▸ Records provided:
━━━━━━━━━━━━━━━━━━━━━━━━━━━━━━

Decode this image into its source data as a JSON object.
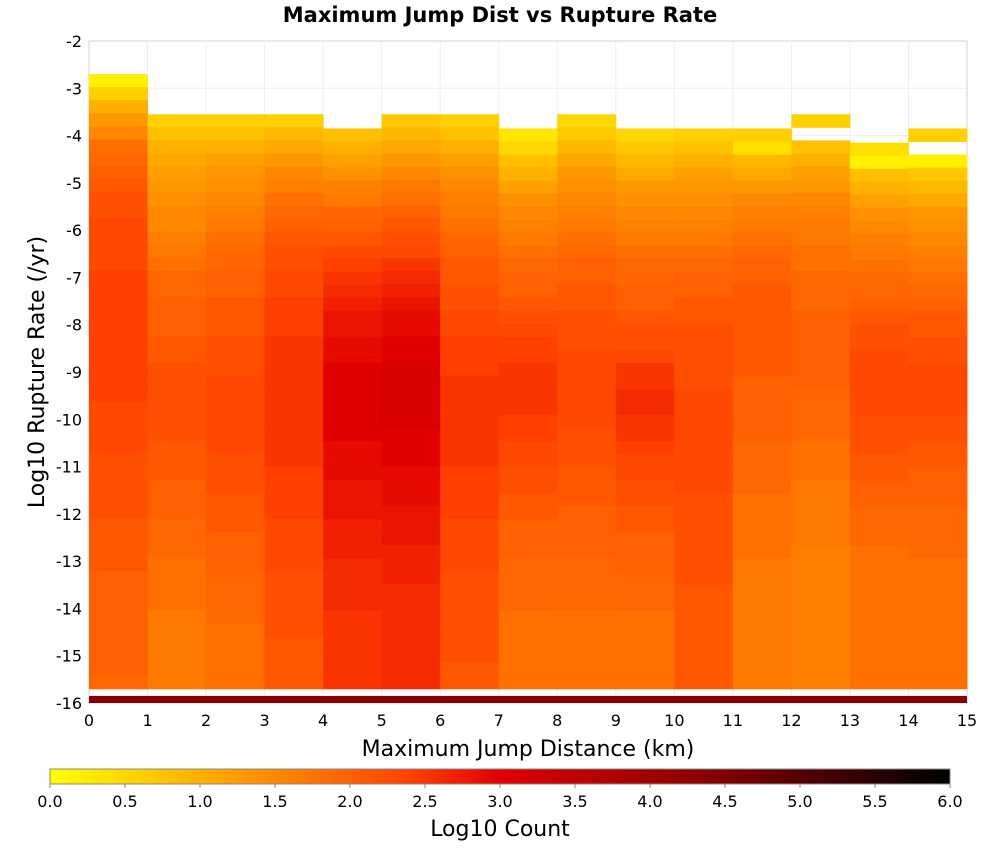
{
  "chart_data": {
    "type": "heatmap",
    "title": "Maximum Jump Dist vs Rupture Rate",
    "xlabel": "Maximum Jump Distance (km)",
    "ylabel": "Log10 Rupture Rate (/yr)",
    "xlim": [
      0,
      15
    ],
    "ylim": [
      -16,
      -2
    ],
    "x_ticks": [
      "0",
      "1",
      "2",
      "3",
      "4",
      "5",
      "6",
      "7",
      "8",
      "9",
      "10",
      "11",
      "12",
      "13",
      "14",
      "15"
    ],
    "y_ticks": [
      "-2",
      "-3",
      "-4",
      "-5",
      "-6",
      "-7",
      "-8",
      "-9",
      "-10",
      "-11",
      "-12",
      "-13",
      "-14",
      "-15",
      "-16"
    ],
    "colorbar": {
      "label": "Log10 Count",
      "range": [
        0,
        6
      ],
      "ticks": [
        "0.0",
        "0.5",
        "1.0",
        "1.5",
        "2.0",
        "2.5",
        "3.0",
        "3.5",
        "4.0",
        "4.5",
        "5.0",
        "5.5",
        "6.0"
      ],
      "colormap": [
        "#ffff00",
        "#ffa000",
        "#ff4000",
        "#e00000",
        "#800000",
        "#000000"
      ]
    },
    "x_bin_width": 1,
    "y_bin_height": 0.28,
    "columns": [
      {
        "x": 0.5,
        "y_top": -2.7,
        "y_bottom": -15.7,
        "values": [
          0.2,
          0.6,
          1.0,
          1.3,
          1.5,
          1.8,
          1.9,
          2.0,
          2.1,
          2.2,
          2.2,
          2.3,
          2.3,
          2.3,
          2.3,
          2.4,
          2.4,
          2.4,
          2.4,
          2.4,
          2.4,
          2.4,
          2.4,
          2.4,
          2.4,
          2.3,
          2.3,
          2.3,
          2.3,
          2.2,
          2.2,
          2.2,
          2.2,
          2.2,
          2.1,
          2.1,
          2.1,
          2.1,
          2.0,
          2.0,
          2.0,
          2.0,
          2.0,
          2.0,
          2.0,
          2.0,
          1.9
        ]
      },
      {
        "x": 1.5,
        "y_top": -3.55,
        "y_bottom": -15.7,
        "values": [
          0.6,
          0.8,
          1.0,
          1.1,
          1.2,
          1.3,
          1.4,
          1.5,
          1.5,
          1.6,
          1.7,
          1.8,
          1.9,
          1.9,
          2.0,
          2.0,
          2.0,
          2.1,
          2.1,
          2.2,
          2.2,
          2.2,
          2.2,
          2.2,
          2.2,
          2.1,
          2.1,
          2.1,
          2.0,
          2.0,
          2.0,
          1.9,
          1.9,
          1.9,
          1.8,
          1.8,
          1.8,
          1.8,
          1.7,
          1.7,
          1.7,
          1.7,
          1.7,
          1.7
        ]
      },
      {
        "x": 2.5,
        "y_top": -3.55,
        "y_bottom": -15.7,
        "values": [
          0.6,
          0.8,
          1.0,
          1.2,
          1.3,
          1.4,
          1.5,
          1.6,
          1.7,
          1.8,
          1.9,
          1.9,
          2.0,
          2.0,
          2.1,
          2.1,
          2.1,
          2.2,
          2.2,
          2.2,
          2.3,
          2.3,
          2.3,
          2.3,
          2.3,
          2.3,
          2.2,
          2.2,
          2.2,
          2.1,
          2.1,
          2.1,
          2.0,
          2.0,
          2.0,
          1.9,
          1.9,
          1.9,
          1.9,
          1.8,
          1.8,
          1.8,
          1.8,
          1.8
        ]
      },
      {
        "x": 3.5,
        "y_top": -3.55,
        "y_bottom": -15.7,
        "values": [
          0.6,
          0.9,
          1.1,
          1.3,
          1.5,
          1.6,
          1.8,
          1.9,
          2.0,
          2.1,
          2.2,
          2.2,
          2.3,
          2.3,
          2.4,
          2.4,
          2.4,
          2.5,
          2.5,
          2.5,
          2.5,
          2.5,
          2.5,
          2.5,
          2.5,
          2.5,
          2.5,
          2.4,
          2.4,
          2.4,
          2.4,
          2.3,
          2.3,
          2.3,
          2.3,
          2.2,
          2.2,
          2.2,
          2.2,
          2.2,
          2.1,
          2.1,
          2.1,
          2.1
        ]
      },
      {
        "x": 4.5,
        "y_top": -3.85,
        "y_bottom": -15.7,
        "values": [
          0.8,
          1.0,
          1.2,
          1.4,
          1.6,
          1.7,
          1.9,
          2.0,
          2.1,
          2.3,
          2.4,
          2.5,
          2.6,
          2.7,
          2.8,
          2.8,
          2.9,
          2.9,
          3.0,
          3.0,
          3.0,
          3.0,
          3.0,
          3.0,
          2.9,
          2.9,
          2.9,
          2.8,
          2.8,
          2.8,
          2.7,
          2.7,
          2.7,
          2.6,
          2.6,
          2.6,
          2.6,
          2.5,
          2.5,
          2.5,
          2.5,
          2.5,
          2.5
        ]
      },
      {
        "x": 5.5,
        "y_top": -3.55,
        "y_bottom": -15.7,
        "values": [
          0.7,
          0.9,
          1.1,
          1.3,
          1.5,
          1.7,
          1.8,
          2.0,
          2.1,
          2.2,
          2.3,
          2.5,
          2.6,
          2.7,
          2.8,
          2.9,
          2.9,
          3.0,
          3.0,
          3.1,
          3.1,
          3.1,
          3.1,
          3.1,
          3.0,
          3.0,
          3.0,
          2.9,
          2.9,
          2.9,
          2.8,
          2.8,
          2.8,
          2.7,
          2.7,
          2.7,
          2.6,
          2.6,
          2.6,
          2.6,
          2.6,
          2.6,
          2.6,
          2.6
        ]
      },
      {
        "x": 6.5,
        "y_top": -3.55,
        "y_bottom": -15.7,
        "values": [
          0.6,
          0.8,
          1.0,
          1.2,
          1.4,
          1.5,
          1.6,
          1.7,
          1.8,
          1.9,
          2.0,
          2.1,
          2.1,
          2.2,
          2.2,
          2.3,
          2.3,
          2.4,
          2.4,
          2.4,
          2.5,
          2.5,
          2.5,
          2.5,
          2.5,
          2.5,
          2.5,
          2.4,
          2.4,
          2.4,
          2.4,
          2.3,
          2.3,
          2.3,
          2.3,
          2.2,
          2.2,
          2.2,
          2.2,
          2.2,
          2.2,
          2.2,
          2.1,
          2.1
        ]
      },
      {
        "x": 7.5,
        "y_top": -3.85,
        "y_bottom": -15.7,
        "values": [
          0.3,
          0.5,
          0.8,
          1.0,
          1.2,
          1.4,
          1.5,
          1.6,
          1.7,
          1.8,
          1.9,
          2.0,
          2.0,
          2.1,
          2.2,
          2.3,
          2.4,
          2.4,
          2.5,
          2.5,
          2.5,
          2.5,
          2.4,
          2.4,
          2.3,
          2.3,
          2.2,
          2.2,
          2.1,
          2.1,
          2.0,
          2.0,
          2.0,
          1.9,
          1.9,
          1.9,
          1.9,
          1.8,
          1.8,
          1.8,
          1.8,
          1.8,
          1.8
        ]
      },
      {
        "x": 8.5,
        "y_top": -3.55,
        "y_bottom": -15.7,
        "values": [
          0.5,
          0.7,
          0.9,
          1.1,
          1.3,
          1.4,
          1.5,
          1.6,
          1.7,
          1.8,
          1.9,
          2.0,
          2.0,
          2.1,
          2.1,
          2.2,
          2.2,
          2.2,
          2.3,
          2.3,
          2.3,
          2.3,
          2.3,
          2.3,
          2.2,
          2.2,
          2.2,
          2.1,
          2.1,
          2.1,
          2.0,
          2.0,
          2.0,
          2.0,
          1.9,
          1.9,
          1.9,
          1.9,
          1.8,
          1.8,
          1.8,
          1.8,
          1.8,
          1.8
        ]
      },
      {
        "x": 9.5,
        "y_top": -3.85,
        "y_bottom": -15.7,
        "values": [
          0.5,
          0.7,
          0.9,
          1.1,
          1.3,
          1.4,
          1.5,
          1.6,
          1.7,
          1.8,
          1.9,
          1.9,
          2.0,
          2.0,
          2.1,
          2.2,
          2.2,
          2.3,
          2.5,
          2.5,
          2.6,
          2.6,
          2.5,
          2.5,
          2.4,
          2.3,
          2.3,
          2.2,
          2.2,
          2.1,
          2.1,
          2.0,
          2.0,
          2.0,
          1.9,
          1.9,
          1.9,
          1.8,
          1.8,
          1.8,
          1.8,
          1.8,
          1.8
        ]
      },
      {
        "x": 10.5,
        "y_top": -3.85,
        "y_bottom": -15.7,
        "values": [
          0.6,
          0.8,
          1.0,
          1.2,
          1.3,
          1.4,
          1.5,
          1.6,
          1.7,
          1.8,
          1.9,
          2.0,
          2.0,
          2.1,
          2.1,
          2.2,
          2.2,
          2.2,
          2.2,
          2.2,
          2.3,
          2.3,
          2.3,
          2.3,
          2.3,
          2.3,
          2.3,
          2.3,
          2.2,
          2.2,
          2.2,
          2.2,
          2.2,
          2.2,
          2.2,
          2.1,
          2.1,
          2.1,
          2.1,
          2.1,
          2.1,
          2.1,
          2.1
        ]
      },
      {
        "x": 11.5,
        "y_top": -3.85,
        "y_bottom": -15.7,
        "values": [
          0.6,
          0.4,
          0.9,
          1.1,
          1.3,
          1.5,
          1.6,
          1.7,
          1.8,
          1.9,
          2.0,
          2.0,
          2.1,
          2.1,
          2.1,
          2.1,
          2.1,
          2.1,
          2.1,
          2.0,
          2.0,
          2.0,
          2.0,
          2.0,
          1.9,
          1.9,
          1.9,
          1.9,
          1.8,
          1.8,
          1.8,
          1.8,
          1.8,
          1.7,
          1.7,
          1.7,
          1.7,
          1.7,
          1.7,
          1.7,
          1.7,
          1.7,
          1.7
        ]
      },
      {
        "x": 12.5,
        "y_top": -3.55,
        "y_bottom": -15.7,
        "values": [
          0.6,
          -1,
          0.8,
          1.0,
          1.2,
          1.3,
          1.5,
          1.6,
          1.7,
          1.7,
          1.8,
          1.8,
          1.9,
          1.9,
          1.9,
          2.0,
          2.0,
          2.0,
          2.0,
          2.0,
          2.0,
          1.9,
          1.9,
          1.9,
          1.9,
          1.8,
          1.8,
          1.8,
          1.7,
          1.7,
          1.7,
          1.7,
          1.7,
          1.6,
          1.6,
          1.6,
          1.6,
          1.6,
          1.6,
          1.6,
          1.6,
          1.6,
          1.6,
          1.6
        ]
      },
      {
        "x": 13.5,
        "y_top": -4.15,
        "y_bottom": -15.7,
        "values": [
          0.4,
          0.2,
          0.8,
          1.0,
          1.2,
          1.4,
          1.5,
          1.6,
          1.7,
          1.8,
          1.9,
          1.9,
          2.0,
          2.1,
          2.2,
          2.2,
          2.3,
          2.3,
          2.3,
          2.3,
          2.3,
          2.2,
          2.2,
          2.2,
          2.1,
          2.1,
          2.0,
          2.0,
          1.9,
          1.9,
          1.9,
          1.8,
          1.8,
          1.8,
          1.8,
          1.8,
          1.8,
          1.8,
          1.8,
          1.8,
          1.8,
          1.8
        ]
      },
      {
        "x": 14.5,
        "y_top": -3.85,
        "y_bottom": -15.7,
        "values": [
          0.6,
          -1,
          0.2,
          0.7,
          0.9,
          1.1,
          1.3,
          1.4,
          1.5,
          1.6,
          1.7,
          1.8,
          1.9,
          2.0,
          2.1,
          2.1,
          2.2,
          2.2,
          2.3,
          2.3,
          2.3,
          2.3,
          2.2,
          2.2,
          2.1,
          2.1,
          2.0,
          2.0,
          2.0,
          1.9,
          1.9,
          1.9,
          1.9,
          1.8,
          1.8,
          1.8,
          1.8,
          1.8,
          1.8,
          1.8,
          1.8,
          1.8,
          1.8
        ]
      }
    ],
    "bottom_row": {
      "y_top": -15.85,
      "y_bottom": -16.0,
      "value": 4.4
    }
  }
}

━━━━━━━━━━━━━━━━━━━━━━━━━━━━━━

▸ Objective:
In the entries above, some lines may contain the string "Rupture"; report how many, without additional comment.

▸ Task response:
2